A primary role of the state is the protection of citizens within its jurisdiction. The failure of
government to ensure citizen safety has wreaked havoc in all communities, diminishing
citizen trust in government, and has come at a great cost to our economic competitiveness
and investor confidence in the country.
The 2008 Ibrahim Index places South Africa 7th from the bottom of 49 countries in Africa
in terms of the safety and security of citizens.53
Some government leaders, living in a cocoon of privileged protection, have been dismissive
of the ravages of crime on the social fabric.
"One senior government leader even belligerently
warned citizens unable to cope with crime to
emigrate. As if this is not sufficiently shocking,
one police station found no shame in seeking
protection from a private security firm, turning
the SAPS into an object of ridicule."
Crime remains a major threat to all communities in South Africa. The decline in violent
contact crimes comes off a very high base. All sectors of society are badly affected. The
vast majority of violent contact crimes occur in domestic or social environments and go
largely unreported; a chilling testimony to the fragility of our social fabric.
Aggravated robbery is the second-highest contributor to violent crimes, increasing
substantially in 2007/08: house robberies were up by 14%, business robberies by 47% and
truck hijacking by 40%. Ironically, 40% of these crimes occur in only 4% of police precincts.54
The capacity of the criminal justice system is weak and uneven. The DSO, popularly known
as the Scorpions, which was established to investigate organised crime, became the first
South African crime-fighting organisation to be recognised internationally for its successes.
In its first year of operation, it achieved an 80% success (conviction) rate; successfully
taking on 20 of the top organised crime syndicates and convicting crime barons on charges
of money-laundering and racketeering. Their law enforcement operatives were trained
abroad, thus building itself into a world-class organisation.
The 'Hollywood-style' raids and prosecution of key political and government leaders have
prompted the ruling party to disband the directorate. In terms of a parliamentary resolution,
the DSO has been incorporated into the police service. The police are far less effective in
securing convictions; moreover the head of the police force is facing corruption charges.
The fact that most of the DSO's operations have not involved politicians, but organised
crime syndicates, has escaped the politicians. Its dissolution must raise alarm bells for
the future success in the fight against organised crime.
While substantial resources were ploughed into combating organised crime, ordinary
citizens face an under-resourced, under-trained, ill-equipped and demoralised police force.
The wheels of justice turn slowly for ordinary people, stuck in the quagmire of an inefficient,
incompetent criminal justice system. In poorer communities, people have given up hope
that the police will protect them and resort to vigilantism. The weak police protection in
poor neighbourhoods makes a mockery of the equality provisions of our Constitution.
Middle class communities rely on private security companies to protect them. In 2008,
private security guards outnumbered police officers by 2 to 1.55
"In contrast to the English and Black middle class,
in previous times Afrikaner elites never used
private institutions in schools, health and safety
and security. So they ensured that public
institutions functioned well and served their
purpose. These days, the elites rely on private
clinics, private security companies, private schools
or model C schools. Are we surprised that these are
areas where we are making little progress?
Institutions, public or private, function optimally if
the middle class have a vested interest in them and
are prepared to put extra resources into them."
The quintessential contract between successful states and their citizens is the contract
of protection in exchange for loyalty and support. In the criminal justice system, the
state is failing to deliver on its part of the contract.
....................
ASSIGNED TASK A: In the excerpt on crime in South Africa, what ratio of private security guards to police officers does it give for 2008?
ASSIGNED TASK B: Write out the part of the excerpt on crime in South Africa that opens with the words containing "Aggravated robbery is" and closes with "for its successes.".
The listing comes from a separate source and has no connection to the excerpt on crime in South Africa.
....................
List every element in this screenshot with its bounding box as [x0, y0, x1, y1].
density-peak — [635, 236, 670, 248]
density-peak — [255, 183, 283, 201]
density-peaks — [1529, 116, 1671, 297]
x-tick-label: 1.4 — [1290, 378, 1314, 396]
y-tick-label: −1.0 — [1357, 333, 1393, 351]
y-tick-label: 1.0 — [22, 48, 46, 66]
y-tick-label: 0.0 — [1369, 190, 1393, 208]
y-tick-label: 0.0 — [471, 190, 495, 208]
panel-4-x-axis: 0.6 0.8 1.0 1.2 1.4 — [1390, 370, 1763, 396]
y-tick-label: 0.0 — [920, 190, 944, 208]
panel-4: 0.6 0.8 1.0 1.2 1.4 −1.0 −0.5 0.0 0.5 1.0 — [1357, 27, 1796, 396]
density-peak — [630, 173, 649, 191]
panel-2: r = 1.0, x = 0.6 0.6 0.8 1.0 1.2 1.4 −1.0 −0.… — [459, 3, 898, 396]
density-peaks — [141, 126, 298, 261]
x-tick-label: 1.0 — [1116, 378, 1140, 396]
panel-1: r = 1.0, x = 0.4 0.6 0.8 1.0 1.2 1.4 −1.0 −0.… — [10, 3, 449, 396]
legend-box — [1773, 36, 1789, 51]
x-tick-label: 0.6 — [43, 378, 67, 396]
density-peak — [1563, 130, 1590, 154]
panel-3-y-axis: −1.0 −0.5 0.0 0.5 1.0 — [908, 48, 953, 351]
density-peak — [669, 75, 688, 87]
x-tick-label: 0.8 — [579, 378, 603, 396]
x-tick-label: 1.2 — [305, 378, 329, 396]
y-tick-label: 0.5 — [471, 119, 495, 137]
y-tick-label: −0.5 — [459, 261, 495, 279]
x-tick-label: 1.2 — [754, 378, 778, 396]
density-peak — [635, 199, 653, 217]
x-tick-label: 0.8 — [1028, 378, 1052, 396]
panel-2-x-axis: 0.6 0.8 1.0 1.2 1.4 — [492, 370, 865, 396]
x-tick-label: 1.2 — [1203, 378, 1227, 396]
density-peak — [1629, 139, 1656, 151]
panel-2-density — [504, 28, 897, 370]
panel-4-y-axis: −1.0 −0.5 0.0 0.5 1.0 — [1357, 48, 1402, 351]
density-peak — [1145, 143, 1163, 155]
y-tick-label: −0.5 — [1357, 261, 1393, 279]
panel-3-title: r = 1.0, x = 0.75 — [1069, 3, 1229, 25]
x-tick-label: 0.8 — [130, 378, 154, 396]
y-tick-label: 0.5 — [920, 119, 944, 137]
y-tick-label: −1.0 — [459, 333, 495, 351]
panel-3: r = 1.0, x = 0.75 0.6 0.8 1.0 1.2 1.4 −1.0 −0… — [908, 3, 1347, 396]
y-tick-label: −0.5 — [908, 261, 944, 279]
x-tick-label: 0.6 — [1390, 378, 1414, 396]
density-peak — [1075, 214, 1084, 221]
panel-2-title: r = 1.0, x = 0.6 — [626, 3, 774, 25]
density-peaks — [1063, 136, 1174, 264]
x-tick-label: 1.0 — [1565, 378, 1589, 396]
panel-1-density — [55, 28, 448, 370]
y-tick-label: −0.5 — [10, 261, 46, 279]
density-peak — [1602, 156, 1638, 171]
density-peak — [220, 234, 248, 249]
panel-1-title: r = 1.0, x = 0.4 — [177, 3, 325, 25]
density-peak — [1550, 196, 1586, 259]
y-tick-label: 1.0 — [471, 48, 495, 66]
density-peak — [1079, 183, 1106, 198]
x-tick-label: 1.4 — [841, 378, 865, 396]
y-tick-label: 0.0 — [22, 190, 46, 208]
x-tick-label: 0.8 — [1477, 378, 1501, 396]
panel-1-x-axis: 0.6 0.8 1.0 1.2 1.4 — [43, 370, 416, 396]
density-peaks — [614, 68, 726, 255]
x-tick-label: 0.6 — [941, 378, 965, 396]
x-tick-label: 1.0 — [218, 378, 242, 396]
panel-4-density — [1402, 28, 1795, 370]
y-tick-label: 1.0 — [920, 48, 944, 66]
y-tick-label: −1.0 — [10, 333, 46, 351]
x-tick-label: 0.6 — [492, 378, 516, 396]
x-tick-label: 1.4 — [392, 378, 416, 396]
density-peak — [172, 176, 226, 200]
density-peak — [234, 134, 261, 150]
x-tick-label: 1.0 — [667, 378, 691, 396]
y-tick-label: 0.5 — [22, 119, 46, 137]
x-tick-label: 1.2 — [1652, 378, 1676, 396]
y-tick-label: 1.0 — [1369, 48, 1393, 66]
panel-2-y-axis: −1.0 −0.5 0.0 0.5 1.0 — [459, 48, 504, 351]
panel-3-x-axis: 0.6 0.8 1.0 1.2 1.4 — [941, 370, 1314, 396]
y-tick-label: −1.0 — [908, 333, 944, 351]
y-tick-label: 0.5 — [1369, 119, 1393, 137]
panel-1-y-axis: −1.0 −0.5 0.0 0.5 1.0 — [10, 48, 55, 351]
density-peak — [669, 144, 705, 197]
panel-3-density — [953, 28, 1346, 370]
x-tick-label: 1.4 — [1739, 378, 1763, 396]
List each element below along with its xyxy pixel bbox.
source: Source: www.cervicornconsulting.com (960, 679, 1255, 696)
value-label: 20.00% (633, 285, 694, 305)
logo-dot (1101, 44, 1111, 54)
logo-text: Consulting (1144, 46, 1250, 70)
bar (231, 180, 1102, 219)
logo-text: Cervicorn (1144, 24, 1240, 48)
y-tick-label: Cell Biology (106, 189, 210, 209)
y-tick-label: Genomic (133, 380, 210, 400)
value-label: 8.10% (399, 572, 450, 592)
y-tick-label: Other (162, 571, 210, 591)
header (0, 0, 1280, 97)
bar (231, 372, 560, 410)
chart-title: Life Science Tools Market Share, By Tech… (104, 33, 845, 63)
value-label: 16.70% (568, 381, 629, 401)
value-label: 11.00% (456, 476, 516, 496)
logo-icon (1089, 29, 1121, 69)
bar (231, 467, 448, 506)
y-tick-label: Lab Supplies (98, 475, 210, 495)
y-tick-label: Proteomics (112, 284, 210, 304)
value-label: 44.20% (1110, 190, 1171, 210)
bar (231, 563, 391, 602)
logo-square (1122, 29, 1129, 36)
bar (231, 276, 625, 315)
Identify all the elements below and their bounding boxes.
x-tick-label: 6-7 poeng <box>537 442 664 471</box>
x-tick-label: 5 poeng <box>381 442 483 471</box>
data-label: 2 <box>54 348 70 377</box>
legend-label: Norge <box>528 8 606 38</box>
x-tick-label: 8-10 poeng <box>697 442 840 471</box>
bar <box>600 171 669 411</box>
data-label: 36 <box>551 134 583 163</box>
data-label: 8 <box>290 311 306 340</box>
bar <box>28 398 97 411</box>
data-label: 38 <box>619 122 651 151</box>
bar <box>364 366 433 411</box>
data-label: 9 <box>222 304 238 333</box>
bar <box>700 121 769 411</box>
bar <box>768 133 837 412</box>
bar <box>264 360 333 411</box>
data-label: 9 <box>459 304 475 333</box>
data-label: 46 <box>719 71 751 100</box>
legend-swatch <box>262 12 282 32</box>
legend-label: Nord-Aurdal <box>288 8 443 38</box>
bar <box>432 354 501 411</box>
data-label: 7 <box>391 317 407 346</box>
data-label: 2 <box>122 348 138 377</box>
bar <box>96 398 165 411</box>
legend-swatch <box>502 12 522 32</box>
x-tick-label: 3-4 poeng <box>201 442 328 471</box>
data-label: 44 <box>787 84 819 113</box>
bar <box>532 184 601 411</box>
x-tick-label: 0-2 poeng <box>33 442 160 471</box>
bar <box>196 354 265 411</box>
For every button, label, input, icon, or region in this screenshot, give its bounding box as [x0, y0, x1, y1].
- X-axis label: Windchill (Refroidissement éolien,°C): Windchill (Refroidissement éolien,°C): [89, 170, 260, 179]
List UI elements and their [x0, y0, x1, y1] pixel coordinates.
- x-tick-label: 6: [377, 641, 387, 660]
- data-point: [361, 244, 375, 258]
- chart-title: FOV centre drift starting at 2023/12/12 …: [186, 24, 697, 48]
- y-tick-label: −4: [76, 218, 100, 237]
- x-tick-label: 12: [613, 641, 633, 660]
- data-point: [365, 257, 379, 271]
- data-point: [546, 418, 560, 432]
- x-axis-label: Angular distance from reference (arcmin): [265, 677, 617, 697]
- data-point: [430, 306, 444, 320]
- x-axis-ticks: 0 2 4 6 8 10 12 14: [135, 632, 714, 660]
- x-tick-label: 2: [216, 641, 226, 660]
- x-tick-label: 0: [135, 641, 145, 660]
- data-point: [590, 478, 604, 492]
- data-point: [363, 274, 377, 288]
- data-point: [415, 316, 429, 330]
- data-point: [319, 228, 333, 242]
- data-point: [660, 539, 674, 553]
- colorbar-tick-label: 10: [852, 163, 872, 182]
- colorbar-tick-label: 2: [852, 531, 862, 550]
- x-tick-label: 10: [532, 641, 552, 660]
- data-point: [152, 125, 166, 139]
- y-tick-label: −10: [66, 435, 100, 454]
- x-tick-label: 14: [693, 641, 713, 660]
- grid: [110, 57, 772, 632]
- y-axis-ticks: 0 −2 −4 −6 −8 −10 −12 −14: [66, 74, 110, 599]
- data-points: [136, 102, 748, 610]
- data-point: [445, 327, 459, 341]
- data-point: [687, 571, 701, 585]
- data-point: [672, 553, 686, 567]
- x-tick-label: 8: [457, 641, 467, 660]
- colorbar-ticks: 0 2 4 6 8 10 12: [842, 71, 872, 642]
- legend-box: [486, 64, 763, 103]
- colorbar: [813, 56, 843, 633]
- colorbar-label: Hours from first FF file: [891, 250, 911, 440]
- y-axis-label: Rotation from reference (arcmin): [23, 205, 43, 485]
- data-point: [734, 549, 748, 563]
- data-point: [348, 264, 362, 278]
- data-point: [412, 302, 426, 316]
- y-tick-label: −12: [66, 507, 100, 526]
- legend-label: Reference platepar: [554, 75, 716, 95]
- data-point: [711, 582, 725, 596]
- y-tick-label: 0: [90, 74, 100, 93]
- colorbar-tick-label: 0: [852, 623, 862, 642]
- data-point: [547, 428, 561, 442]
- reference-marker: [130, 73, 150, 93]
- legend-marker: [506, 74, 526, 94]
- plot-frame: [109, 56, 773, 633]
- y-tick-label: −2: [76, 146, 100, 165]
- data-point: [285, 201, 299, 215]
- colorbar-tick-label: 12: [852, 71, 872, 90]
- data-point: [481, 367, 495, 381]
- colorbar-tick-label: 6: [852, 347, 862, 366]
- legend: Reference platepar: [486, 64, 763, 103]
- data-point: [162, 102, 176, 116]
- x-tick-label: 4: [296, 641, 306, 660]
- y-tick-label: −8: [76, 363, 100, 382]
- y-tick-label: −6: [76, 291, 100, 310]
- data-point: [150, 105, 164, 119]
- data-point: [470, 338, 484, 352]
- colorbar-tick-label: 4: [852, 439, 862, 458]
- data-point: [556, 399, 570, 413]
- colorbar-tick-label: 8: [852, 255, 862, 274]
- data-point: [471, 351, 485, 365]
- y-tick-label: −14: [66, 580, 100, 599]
....................
RESPONSE A: Private security guards outnumbered police officers by 2 to 1.

RESPONSE B:
Aggravated robbery is the second-highest contributor to violent crimes, increasing
substantially in 2007/08: house robberies were up by 14%, business robberies by 47% and
truck hijacking by 40%. Ironically, 40% of these crimes occur in only 4% of police precincts.54
The capacity of the criminal justice system is weak and uneven. The DSO, popularly known
as the Scorpions, which was established to investigate organised crime, became the first
South African crime-fighting organisation to be recognised internationally for its successes.